Lunedi 15 aprile ci siamo incontrati all’Educatorio della Provvidenza. Erano con noi dell’Associazione i 4 relatori: Boeti, Paruzzo, Fornero e Della Pepa. Dal dicembre 2019, e non solo per via del Covid e della pandemia, non avevamo più organizzato alcun evento. Abbiamo deciso di riprendere dal luogo, da dove tra il 2005/2006 ci eravamo presentati alla Città, con un’iniziativa di largo respiro che affrontava la sanità piemontese. All’epoca il dibattito verteva molto sull’avvio della Città della Salute, la cui costituzione poi avvenne con la legge reg. n. 45 del 19 giugno 2012. Con il trascorrere degli anni vi sono state discussioni su discussioni e il progetto della Città della Salute è diventato il Parco della Salute. Nel 2019 finalmente un bando, poi il rincaro delle materie prime che hanno indotto a bloccare tutto. Nell’aprile del ’23 è stato nominato ed è arrivato un commissario straordinario, Marco Corsini, che ha rivisto gli importi e, d’intesa con l’Autorità Nazionale Anti Corruzione (-ANAC- Le somme previste, per le norme anticorruzione, una volta avviata la procedura, non si possono modificare) ha fissato un nuovo bando, avente per data il 12 aprile 2024. La gara non è andata deserta e la conclusione dei lavori è fissata nel 2030.
La sala in cui è avvenuto l’incontro in allora era gremita. Questa volta eravamo in pochi.
Qui di seguito il pensiero dei relatori, coordinati da Gian Paolo Zara, nostro passPresident, che nella sua introduzione ha menzionato gli articoli costituzionali inerenti il tema. Nell’avvenuto ordine, la sintesi, a cura di Adriana Vindigni, dei quattro interventi.
I° INTERVENTO
NINO BOETI, medico ortopedico, da sempre impegnato in politica, prima Sindaco di Rivoli, poi Consigliere regionale ha ricoperto l’incarico di presidente del Consiglio regionale. E’ stato anche presidente del Comitato Resistenza e Costituzione della Regione Piemonte. Attualmente è il presidente dell’Associazione Nazionale Partigiani d’Italia ( ANPI ) del Comitato provinciale di Torino.
+ + + + +
**Descrizione del compito**
Trascrivi dal resoconto dell'incontro tutto il testo compreso tra "La sala in cui" e "dei quattro interventi.", inclusi entrambi.

**Informazioni**
+ + + + +
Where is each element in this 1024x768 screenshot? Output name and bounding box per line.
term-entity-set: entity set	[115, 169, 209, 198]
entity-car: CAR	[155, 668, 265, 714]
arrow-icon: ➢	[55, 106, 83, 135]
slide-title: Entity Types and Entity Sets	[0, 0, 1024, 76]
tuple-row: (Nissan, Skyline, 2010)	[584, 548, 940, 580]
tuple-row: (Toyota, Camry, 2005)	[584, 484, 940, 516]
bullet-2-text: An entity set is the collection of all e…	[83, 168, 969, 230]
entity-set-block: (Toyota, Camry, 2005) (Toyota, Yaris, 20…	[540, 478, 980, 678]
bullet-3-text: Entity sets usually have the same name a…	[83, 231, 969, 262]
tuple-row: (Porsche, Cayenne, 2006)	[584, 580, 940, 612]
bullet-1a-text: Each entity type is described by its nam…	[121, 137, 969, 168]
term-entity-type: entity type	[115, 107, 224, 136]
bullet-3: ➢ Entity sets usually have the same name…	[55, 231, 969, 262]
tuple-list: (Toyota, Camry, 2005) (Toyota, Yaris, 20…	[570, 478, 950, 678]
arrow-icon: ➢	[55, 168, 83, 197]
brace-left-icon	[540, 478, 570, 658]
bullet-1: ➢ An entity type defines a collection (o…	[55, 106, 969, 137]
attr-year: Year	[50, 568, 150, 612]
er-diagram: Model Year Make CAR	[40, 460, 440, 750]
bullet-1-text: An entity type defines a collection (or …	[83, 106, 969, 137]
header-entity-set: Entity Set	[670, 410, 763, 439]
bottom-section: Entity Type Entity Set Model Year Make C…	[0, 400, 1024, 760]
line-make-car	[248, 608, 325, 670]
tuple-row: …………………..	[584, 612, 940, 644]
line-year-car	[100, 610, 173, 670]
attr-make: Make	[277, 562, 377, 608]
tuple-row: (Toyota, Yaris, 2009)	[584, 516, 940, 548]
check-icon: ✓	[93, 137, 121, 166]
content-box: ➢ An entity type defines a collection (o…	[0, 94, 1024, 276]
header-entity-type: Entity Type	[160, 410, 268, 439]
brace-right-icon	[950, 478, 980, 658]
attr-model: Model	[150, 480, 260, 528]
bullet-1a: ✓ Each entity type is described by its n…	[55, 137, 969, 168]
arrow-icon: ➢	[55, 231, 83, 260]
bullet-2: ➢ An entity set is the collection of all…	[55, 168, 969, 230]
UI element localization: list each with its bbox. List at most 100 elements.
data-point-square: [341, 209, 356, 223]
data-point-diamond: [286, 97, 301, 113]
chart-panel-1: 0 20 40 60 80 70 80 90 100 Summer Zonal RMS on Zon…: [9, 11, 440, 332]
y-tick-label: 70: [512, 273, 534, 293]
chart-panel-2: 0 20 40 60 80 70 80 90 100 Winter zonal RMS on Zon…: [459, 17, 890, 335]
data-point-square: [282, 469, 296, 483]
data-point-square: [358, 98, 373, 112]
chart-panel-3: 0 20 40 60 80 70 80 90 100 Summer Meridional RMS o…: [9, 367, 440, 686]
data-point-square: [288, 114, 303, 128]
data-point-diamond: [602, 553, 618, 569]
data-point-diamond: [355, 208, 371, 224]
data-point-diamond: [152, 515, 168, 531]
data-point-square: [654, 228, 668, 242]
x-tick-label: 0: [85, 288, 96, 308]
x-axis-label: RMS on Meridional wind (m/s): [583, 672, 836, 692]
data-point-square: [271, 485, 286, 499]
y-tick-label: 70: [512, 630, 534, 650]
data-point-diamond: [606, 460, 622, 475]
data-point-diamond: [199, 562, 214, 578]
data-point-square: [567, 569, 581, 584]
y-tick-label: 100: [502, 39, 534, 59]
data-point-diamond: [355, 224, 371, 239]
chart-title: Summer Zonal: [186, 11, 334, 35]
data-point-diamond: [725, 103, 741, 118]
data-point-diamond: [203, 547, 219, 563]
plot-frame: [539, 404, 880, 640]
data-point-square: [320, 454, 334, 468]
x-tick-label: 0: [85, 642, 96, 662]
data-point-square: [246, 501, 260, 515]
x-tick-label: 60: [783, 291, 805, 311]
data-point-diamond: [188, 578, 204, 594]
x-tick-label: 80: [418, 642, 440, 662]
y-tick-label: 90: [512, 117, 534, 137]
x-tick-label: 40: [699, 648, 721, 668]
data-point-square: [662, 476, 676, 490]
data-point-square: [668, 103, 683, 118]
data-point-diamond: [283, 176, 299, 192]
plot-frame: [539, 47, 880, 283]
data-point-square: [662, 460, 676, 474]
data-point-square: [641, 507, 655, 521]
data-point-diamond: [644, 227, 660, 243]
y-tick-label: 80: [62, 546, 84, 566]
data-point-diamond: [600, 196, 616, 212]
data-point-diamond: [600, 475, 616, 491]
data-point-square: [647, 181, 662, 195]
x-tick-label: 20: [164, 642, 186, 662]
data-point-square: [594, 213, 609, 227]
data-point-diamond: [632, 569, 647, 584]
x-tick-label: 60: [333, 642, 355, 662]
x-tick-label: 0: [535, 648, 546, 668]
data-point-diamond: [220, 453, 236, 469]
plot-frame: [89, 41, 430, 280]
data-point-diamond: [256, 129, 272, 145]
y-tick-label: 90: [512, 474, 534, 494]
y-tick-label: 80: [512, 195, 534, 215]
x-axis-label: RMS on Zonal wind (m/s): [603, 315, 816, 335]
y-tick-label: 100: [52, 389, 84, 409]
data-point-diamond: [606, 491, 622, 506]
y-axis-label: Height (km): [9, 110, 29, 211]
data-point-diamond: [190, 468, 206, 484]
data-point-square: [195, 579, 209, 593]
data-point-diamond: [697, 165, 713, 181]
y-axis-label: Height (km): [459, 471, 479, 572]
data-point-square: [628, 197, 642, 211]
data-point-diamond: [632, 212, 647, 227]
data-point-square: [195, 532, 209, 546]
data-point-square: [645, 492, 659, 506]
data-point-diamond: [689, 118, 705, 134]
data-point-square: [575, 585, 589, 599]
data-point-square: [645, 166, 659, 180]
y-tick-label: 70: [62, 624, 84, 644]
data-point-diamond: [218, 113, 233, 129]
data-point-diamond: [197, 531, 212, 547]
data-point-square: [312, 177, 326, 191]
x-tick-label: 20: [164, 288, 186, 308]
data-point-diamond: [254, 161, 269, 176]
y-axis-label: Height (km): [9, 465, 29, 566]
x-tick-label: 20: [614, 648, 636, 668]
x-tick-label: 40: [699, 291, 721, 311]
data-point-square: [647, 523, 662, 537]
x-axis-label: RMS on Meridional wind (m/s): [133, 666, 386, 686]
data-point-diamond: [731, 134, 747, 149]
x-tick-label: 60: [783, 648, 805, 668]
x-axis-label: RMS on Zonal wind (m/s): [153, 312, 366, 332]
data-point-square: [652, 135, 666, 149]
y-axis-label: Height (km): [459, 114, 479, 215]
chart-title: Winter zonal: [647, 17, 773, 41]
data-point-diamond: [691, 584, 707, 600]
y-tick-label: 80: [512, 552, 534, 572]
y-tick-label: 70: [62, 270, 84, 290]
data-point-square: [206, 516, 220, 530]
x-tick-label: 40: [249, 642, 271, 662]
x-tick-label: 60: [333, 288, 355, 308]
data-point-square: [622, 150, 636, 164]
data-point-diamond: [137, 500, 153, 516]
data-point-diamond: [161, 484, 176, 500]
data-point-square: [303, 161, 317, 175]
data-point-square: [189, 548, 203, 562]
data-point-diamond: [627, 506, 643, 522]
+ + + + +
**Risposta al compito**
La sala in cui è avvenuto l’incontro in allora era gremita. Questa volta eravamo in pochi.
Qui di seguito il pensiero dei relatori, coordinati da Gian Paolo Zara, nostro passPresident, che nella sua introduzione ha menzionato gli articoli costituzionali inerenti il tema. Nell’avvenuto ordine, la sintesi, a cura di Adriana Vindigni, dei quattro interventi.